▶ [Exercise prompt]: The listing below should be copied in full, word for word.
START
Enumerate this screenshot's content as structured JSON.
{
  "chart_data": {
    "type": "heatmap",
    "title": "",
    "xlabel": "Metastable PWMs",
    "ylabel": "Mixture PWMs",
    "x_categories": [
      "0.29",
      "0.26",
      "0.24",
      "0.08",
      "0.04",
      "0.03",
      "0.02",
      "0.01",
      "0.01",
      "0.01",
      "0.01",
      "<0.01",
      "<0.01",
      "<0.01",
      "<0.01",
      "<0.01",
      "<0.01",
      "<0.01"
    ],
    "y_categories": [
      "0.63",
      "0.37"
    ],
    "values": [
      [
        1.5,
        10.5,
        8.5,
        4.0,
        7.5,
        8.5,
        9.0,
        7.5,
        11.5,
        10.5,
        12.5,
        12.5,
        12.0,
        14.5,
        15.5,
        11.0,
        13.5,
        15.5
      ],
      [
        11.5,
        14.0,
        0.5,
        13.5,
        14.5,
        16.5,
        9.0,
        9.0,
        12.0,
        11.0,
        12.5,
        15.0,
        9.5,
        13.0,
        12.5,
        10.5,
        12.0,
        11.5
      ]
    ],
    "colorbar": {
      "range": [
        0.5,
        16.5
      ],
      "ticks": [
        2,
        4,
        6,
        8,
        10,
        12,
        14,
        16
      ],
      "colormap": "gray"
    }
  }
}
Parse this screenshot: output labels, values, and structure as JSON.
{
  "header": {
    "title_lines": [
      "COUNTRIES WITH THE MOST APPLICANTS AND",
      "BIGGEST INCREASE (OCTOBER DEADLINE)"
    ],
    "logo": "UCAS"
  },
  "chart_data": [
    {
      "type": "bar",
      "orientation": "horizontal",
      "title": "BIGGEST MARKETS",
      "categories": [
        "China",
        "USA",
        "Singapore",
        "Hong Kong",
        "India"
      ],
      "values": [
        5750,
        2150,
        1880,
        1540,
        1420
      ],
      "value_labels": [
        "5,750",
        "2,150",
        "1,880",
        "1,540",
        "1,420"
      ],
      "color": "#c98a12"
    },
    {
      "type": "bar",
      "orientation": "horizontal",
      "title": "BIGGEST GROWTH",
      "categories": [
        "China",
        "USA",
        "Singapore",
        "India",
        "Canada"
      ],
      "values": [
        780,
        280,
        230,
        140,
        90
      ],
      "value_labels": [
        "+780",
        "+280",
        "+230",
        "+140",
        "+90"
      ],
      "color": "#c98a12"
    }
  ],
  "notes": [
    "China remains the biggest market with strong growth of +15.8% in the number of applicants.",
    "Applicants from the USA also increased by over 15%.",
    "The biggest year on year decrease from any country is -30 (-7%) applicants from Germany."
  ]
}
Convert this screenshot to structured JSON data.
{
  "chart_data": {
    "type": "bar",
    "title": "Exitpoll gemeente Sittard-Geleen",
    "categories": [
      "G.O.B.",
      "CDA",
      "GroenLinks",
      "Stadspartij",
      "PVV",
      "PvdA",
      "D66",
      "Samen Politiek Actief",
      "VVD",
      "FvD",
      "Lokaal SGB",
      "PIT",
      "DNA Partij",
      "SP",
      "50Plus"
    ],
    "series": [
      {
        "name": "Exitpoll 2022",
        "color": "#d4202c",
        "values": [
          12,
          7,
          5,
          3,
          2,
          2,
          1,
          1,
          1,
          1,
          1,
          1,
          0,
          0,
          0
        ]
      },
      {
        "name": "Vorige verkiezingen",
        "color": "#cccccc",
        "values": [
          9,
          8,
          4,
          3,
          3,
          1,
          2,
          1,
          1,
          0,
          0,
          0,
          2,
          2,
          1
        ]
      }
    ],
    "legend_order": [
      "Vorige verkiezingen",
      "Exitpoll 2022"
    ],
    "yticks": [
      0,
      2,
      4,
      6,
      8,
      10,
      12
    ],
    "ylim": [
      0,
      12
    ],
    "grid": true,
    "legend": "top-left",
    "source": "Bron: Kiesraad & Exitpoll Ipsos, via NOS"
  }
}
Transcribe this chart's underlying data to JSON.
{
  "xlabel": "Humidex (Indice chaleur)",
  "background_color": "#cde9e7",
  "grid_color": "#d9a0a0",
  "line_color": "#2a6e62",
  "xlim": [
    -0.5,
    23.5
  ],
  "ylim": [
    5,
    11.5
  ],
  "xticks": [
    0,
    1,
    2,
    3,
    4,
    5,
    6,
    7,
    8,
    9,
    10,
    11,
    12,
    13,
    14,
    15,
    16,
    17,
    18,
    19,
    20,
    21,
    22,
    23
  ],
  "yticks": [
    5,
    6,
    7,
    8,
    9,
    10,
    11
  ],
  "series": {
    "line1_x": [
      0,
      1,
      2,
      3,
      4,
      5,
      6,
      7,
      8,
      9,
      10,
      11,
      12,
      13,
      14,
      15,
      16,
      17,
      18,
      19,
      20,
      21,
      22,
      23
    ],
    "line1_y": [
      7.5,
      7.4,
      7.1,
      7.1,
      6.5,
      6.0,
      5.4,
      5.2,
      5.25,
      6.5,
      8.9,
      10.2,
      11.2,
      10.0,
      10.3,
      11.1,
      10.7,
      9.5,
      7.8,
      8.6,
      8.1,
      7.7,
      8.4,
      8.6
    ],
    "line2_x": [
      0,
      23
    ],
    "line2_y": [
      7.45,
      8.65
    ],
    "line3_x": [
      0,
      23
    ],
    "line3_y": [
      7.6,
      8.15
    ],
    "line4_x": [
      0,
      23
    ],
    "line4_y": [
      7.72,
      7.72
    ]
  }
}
END
▶ [Output of the exercise]:
Enumerate this screenshot's content as structured JSON.
{
  "chart_data": {
    "type": "heatmap",
    "title": "",
    "xlabel": "Metastable PWMs",
    "ylabel": "Mixture PWMs",
    "x_categories": [
      "0.29",
      "0.26",
      "0.24",
      "0.08",
      "0.04",
      "0.03",
      "0.02",
      "0.01",
      "0.01",
      "0.01",
      "0.01",
      "<0.01",
      "<0.01",
      "<0.01",
      "<0.01",
      "<0.01",
      "<0.01",
      "<0.01"
    ],
    "y_categories": [
      "0.63",
      "0.37"
    ],
    "values": [
      [
        1.5,
        10.5,
        8.5,
        4.0,
        7.5,
        8.5,
        9.0,
        7.5,
        11.5,
        10.5,
        12.5,
        12.5,
        12.0,
        14.5,
        15.5,
        11.0,
        13.5,
        15.5
      ],
      [
        11.5,
        14.0,
        0.5,
        13.5,
        14.5,
        16.5,
        9.0,
        9.0,
        12.0,
        11.0,
        12.5,
        15.0,
        9.5,
        13.0,
        12.5,
        10.5,
        12.0,
        11.5
      ]
    ],
    "colorbar": {
      "range": [
        0.5,
        16.5
      ],
      "ticks": [
        2,
        4,
        6,
        8,
        10,
        12,
        14,
        16
      ],
      "colormap": "gray"
    }
  }
}
Parse this screenshot: output labels, values, and structure as JSON.
{
  "header": {
    "title_lines": [
      "COUNTRIES WITH THE MOST APPLICANTS AND",
      "BIGGEST INCREASE (OCTOBER DEADLINE)"
    ],
    "logo": "UCAS"
  },
  "chart_data": [
    {
      "type": "bar",
      "orientation": "horizontal",
      "title": "BIGGEST MARKETS",
      "categories": [
        "China",
        "USA",
        "Singapore",
        "Hong Kong",
        "India"
      ],
      "values": [
        5750,
        2150,
        1880,
        1540,
        1420
      ],
      "value_labels": [
        "5,750",
        "2,150",
        "1,880",
        "1,540",
        "1,420"
      ],
      "color": "#c98a12"
    },
    {
      "type": "bar",
      "orientation": "horizontal",
      "title": "BIGGEST GROWTH",
      "categories": [
        "China",
        "USA",
        "Singapore",
        "India",
        "Canada"
      ],
      "values": [
        780,
        280,
        230,
        140,
        90
      ],
      "value_labels": [
        "+780",
        "+280",
        "+230",
        "+140",
        "+90"
      ],
      "color": "#c98a12"
    }
  ],
  "notes": [
    "China remains the biggest market with strong growth of +15.8% in the number of applicants.",
    "Applicants from the USA also increased by over 15%.",
    "The biggest year on year decrease from any country is -30 (-7%) applicants from Germany."
  ]
}
Convert this screenshot to structured JSON data.
{
  "chart_data": {
    "type": "bar",
    "title": "Exitpoll gemeente Sittard-Geleen",
    "categories": [
      "G.O.B.",
      "CDA",
      "GroenLinks",
      "Stadspartij",
      "PVV",
      "PvdA",
      "D66",
      "Samen Politiek Actief",
      "VVD",
      "FvD",
      "Lokaal SGB",
      "PIT",
      "DNA Partij",
      "SP",
      "50Plus"
    ],
    "series": [
      {
        "name": "Exitpoll 2022",
        "color": "#d4202c",
        "values": [
          12,
          7,
          5,
          3,
          2,
          2,
          1,
          1,
          1,
          1,
          1,
          1,
          0,
          0,
          0
        ]
      },
      {
        "name": "Vorige verkiezingen",
        "color": "#cccccc",
        "values": [
          9,
          8,
          4,
          3,
          3,
          1,
          2,
          1,
          1,
          0,
          0,
          0,
          2,
          2,
          1
        ]
      }
    ],
    "legend_order": [
      "Vorige verkiezingen",
      "Exitpoll 2022"
    ],
    "yticks": [
      0,
      2,
      4,
      6,
      8,
      10,
      12
    ],
    "ylim": [
      0,
      12
    ],
    "grid": true,
    "legend": "top-left",
    "source": "Bron: Kiesraad & Exitpoll Ipsos, via NOS"
  }
}
Transcribe this chart's underlying data to JSON.
{
  "xlabel": "Humidex (Indice chaleur)",
  "background_color": "#cde9e7",
  "grid_color": "#d9a0a0",
  "line_color": "#2a6e62",
  "xlim": [
    -0.5,
    23.5
  ],
  "ylim": [
    5,
    11.5
  ],
  "xticks": [
    0,
    1,
    2,
    3,
    4,
    5,
    6,
    7,
    8,
    9,
    10,
    11,
    12,
    13,
    14,
    15,
    16,
    17,
    18,
    19,
    20,
    21,
    22,
    23
  ],
  "yticks": [
    5,
    6,
    7,
    8,
    9,
    10,
    11
  ],
  "series": {
    "line1_x": [
      0,
      1,
      2,
      3,
      4,
      5,
      6,
      7,
      8,
      9,
      10,
      11,
      12,
      13,
      14,
      15,
      16,
      17,
      18,
      19,
      20,
      21,
      22,
      23
    ],
    "line1_y": [
      7.5,
      7.4,
      7.1,
      7.1,
      6.5,
      6.0,
      5.4,
      5.2,
      5.25,
      6.5,
      8.9,
      10.2,
      11.2,
      10.0,
      10.3,
      11.1,
      10.7,
      9.5,
      7.8,
      8.6,
      8.1,
      7.7,
      8.4,
      8.6
    ],
    "line2_x": [
      0,
      23
    ],
    "line2_y": [
      7.45,
      8.65
    ],
    "line3_x": [
      0,
      23
    ],
    "line3_y": [
      7.6,
      8.15
    ],
    "line4_x": [
      0,
      23
    ],
    "line4_y": [
      7.72,
      7.72
    ]
  }
}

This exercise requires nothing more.